Data records
- - - -

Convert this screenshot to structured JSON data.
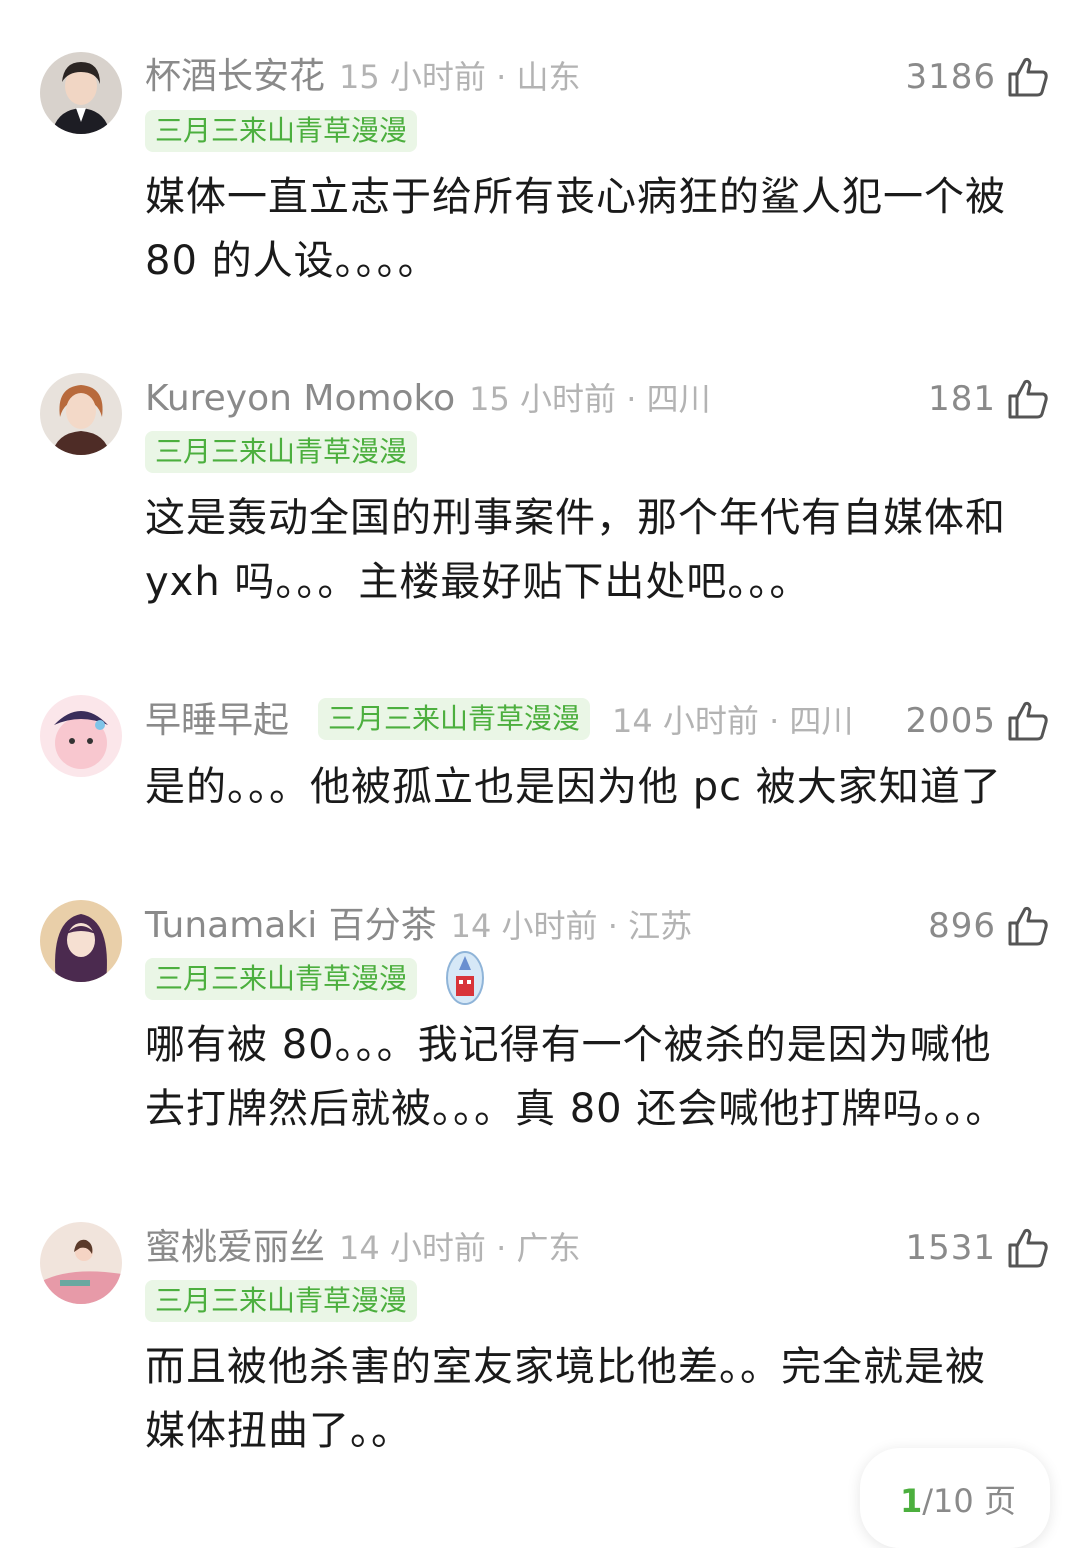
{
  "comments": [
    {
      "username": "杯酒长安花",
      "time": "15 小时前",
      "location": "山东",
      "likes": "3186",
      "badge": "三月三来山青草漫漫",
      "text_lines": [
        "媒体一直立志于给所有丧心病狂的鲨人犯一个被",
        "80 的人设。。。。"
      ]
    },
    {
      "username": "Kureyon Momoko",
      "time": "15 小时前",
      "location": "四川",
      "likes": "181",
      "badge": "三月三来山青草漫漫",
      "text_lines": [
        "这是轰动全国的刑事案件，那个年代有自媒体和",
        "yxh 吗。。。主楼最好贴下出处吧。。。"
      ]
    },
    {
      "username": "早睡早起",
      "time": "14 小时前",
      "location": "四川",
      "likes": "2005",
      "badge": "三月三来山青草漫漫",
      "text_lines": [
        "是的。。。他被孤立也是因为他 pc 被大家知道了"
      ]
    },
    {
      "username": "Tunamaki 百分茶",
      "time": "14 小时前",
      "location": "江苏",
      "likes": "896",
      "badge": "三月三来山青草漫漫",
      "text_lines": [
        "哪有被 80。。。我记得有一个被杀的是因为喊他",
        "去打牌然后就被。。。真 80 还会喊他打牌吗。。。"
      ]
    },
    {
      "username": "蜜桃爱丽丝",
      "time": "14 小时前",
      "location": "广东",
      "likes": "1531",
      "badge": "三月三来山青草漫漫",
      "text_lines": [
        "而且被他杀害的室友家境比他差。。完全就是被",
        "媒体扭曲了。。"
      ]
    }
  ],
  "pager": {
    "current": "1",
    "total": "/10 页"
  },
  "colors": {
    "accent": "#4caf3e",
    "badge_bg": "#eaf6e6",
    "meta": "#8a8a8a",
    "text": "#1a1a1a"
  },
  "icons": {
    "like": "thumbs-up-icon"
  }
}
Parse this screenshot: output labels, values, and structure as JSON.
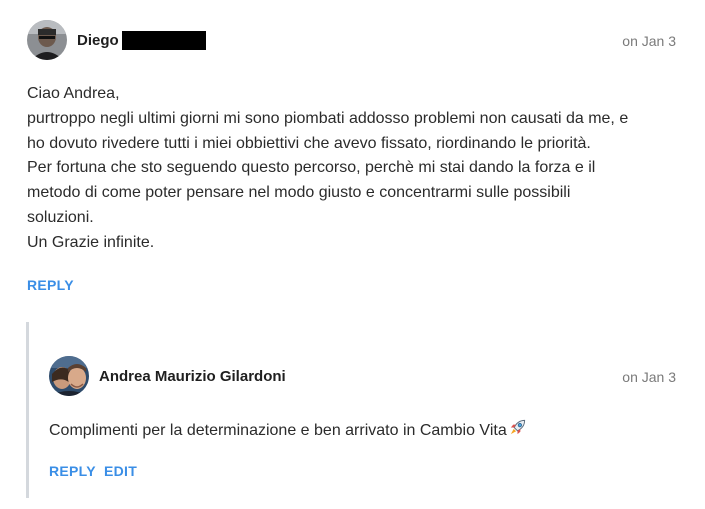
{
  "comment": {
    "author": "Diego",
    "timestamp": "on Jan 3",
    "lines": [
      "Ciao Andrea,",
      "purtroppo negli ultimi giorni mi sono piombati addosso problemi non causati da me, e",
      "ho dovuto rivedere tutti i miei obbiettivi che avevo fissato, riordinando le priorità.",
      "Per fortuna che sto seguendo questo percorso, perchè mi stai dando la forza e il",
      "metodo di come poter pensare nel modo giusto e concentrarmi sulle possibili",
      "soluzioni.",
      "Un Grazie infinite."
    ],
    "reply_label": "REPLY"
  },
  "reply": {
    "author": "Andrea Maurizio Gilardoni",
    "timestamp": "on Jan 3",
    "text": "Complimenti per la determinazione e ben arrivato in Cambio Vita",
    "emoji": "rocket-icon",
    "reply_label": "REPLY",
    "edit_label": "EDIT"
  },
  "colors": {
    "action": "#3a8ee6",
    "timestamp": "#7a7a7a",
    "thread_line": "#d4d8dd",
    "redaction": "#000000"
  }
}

- - - -

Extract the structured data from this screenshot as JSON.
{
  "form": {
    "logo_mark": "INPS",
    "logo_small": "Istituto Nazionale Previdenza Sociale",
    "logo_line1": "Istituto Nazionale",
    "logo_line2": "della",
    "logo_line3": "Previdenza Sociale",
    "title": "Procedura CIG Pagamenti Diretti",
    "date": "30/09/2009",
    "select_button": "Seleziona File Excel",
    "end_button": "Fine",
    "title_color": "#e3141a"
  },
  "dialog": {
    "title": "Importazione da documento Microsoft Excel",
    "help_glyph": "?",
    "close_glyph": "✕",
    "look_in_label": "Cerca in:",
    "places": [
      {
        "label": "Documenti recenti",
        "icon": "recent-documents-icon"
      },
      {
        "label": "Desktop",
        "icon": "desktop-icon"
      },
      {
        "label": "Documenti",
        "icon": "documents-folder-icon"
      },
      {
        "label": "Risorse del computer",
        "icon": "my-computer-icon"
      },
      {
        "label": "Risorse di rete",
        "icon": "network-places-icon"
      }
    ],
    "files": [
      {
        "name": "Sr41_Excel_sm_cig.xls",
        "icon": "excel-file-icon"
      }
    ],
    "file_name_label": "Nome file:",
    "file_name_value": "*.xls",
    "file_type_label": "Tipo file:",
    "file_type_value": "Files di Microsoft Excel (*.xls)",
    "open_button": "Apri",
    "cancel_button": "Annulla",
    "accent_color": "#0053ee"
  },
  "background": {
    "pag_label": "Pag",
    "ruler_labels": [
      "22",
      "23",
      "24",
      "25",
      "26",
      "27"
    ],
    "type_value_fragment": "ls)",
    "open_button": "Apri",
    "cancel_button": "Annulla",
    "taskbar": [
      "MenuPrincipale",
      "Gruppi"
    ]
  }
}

- - - -

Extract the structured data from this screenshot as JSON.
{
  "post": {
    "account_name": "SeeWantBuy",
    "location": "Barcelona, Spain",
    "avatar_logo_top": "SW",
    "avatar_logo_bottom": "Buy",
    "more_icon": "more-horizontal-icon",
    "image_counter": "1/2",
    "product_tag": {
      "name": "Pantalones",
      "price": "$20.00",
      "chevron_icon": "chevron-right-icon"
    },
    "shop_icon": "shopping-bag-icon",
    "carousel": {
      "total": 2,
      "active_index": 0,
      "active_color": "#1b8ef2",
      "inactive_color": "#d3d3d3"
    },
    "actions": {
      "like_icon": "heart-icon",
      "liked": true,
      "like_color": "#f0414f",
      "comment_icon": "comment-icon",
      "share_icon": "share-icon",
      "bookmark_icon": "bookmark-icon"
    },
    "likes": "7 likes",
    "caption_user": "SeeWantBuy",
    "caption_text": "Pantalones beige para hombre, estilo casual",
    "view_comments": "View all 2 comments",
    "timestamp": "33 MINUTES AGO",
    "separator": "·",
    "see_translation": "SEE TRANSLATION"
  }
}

- - - -

**Exercise description**
Gather from the records above every line containing the string "documents".

**Task result**
        "icon": "recent-documents-icon"
        "icon": "documents-folder-icon"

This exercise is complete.